**Work instructions**
In the listing below, locate the lines that hold "left" and copy them.
● ● ●
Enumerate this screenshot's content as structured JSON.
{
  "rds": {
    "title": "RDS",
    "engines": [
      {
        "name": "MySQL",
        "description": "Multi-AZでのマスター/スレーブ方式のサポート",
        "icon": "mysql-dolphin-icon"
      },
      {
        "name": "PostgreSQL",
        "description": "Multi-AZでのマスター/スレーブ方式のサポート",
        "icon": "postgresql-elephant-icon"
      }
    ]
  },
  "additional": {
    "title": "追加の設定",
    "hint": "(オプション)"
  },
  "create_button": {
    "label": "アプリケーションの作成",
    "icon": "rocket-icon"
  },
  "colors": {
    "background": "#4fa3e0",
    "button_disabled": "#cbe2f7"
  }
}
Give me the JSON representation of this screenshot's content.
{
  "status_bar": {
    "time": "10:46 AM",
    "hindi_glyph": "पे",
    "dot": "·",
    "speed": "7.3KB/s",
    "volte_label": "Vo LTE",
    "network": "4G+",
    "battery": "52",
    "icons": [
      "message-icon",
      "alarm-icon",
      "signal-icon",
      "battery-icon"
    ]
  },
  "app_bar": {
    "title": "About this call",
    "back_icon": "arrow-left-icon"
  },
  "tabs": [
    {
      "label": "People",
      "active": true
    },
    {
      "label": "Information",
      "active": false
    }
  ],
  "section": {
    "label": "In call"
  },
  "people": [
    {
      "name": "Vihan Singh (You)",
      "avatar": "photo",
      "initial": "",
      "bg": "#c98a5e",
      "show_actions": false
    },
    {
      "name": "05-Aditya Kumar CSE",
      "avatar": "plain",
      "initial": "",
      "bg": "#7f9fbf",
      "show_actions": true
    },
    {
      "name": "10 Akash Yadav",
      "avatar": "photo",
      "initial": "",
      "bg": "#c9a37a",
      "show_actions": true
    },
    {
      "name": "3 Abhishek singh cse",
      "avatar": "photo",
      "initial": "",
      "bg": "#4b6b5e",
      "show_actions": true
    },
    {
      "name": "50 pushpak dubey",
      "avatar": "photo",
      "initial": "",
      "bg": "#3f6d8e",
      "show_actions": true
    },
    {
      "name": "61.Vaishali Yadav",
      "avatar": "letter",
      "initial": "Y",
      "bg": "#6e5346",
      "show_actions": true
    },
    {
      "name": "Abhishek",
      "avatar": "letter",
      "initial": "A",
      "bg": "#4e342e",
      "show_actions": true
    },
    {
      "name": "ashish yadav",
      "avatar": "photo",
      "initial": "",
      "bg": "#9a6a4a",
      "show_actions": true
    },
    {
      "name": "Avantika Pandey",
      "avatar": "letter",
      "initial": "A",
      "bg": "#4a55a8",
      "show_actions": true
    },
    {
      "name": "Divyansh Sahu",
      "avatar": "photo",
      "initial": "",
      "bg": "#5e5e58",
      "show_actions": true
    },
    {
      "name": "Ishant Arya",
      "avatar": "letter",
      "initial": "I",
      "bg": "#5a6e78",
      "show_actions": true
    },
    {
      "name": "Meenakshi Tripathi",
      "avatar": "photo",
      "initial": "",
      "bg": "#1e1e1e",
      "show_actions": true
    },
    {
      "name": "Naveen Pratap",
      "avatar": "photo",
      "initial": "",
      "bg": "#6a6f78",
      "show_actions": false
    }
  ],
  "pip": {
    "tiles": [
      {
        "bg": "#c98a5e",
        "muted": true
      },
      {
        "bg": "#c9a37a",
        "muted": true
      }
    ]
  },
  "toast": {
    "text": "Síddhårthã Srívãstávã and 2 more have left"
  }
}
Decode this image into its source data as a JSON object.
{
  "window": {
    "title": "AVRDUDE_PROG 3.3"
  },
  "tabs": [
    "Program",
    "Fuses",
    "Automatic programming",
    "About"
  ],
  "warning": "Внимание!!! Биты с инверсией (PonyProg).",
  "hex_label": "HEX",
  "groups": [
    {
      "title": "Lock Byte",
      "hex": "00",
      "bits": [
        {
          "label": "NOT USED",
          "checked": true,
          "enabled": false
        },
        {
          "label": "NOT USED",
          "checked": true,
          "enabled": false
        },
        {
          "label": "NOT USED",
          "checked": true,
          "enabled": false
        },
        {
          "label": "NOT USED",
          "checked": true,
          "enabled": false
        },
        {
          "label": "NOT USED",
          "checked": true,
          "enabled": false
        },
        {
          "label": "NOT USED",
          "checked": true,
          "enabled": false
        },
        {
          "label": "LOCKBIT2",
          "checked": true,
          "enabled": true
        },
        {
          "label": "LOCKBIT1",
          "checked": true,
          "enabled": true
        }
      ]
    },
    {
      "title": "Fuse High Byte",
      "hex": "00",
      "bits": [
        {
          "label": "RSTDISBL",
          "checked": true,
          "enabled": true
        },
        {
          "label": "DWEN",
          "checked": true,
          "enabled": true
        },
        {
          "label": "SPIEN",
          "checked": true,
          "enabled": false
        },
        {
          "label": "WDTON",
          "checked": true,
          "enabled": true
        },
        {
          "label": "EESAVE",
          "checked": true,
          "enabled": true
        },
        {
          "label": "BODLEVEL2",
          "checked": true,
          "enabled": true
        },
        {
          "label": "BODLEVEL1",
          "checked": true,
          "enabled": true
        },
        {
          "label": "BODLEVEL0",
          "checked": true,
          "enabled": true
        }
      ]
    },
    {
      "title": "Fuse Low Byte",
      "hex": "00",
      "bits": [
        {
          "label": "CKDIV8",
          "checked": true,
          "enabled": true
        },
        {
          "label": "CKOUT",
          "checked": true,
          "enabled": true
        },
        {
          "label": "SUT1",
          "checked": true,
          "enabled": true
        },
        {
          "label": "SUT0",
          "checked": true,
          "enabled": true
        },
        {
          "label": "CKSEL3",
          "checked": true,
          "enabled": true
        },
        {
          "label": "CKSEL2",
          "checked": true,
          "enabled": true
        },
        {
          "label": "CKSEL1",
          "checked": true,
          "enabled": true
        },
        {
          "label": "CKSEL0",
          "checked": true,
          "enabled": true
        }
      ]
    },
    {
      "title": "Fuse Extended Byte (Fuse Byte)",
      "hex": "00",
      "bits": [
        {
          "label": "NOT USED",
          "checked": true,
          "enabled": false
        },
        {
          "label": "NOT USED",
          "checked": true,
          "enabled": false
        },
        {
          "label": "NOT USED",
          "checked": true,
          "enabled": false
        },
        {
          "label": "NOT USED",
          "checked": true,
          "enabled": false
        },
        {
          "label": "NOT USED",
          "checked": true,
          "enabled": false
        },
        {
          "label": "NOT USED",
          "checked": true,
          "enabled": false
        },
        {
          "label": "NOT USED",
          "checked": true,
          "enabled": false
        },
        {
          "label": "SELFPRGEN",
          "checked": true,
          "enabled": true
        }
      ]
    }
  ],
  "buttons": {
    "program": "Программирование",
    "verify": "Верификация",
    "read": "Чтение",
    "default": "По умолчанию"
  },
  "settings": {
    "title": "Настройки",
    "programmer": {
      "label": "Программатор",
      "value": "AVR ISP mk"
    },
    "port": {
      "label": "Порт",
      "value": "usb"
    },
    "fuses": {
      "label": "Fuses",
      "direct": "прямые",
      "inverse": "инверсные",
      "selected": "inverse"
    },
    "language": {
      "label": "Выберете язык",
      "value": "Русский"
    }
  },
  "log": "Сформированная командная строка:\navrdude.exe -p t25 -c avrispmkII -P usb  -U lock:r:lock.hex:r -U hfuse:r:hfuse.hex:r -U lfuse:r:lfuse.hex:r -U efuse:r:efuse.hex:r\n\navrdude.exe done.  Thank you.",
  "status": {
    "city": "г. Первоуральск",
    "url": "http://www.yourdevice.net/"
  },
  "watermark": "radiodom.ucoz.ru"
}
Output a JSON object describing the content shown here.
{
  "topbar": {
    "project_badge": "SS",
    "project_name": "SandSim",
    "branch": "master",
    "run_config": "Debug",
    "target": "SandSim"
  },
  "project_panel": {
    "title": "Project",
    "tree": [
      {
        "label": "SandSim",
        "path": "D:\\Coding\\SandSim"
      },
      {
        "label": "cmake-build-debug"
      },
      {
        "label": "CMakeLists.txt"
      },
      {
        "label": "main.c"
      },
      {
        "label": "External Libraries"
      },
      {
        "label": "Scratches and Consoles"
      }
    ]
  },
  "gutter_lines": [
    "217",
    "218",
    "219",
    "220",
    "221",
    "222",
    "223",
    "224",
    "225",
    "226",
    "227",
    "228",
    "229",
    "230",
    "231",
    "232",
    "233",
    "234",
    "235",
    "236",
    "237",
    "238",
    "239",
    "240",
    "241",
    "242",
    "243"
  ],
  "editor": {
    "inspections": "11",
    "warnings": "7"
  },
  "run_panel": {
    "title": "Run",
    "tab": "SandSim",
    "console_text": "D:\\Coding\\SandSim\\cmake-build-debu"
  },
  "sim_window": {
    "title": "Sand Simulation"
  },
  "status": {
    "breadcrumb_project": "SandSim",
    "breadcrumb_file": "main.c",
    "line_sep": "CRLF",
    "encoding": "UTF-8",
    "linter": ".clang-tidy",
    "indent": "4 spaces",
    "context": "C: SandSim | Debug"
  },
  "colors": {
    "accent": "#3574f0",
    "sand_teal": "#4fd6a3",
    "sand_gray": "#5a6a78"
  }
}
● ● ●
**Complete answer**
    "back_icon": "arrow-left-icon"
    "text": "Síddhårthã Srívãstávã and 2 more have left"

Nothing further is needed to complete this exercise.